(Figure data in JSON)
============================================================
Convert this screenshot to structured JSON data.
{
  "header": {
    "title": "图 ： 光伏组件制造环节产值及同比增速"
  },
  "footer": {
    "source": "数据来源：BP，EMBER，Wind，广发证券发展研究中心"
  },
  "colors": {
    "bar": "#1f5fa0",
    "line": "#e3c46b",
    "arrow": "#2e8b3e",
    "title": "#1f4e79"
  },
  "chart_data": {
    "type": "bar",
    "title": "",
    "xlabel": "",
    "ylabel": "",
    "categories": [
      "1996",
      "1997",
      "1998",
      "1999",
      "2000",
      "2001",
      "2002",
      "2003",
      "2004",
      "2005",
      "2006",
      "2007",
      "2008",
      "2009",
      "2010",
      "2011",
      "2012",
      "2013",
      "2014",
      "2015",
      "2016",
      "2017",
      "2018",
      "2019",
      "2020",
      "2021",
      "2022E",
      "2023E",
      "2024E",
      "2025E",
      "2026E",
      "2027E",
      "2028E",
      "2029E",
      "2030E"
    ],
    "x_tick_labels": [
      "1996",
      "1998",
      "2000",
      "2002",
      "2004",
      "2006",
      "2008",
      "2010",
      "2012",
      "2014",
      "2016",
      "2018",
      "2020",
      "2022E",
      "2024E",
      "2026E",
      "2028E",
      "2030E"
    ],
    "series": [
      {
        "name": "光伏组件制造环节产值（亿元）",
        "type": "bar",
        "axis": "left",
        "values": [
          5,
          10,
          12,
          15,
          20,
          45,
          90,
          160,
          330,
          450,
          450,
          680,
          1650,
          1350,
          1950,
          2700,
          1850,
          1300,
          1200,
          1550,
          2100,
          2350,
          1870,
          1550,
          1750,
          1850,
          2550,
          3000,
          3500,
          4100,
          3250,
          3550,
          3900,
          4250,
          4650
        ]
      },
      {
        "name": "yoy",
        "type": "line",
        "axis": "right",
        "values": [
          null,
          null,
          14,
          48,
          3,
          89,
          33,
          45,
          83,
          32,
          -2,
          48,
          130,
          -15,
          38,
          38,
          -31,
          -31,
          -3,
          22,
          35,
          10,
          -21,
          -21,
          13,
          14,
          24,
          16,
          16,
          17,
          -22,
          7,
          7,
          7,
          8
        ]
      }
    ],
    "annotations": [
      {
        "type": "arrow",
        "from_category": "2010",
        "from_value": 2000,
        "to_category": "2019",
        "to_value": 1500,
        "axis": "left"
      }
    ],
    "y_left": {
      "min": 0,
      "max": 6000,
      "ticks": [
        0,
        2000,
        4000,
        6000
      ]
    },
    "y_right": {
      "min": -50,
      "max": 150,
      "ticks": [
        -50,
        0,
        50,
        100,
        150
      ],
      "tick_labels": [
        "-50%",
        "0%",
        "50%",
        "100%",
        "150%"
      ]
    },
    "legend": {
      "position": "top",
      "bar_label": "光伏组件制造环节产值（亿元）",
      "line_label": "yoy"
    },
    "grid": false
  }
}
============================================================
» **Objective**:
All of the records must be repeated exactly.

» **The result**:
Convert this screenshot to structured JSON data.
{
  "header": {
    "title": "图 ： 光伏组件制造环节产值及同比增速"
  },
  "footer": {
    "source": "数据来源：BP，EMBER，Wind，广发证券发展研究中心"
  },
  "colors": {
    "bar": "#1f5fa0",
    "line": "#e3c46b",
    "arrow": "#2e8b3e",
    "title": "#1f4e79"
  },
  "chart_data": {
    "type": "bar",
    "title": "",
    "xlabel": "",
    "ylabel": "",
    "categories": [
      "1996",
      "1997",
      "1998",
      "1999",
      "2000",
      "2001",
      "2002",
      "2003",
      "2004",
      "2005",
      "2006",
      "2007",
      "2008",
      "2009",
      "2010",
      "2011",
      "2012",
      "2013",
      "2014",
      "2015",
      "2016",
      "2017",
      "2018",
      "2019",
      "2020",
      "2021",
      "2022E",
      "2023E",
      "2024E",
      "2025E",
      "2026E",
      "2027E",
      "2028E",
      "2029E",
      "2030E"
    ],
    "x_tick_labels": [
      "1996",
      "1998",
      "2000",
      "2002",
      "2004",
      "2006",
      "2008",
      "2010",
      "2012",
      "2014",
      "2016",
      "2018",
      "2020",
      "2022E",
      "2024E",
      "2026E",
      "2028E",
      "2030E"
    ],
    "series": [
      {
        "name": "光伏组件制造环节产值（亿元）",
        "type": "bar",
        "axis": "left",
        "values": [
          5,
          10,
          12,
          15,
          20,
          45,
          90,
          160,
          330,
          450,
          450,
          680,
          1650,
          1350,
          1950,
          2700,
          1850,
          1300,
          1200,
          1550,
          2100,
          2350,
          1870,
          1550,
          1750,
          1850,
          2550,
          3000,
          3500,
          4100,
          3250,
          3550,
          3900,
          4250,
          4650
        ]
      },
      {
        "name": "yoy",
        "type": "line",
        "axis": "right",
        "values": [
          null,
          null,
          14,
          48,
          3,
          89,
          33,
          45,
          83,
          32,
          -2,
          48,
          130,
          -15,
          38,
          38,
          -31,
          -31,
          -3,
          22,
          35,
          10,
          -21,
          -21,
          13,
          14,
          24,
          16,
          16,
          17,
          -22,
          7,
          7,
          7,
          8
        ]
      }
    ],
    "annotations": [
      {
        "type": "arrow",
        "from_category": "2010",
        "from_value": 2000,
        "to_category": "2019",
        "to_value": 1500,
        "axis": "left"
      }
    ],
    "y_left": {
      "min": 0,
      "max": 6000,
      "ticks": [
        0,
        2000,
        4000,
        6000
      ]
    },
    "y_right": {
      "min": -50,
      "max": 150,
      "ticks": [
        -50,
        0,
        50,
        100,
        150
      ],
      "tick_labels": [
        "-50%",
        "0%",
        "50%",
        "100%",
        "150%"
      ]
    },
    "legend": {
      "position": "top",
      "bar_label": "光伏组件制造环节产值（亿元）",
      "line_label": "yoy"
    },
    "grid": false
  }
}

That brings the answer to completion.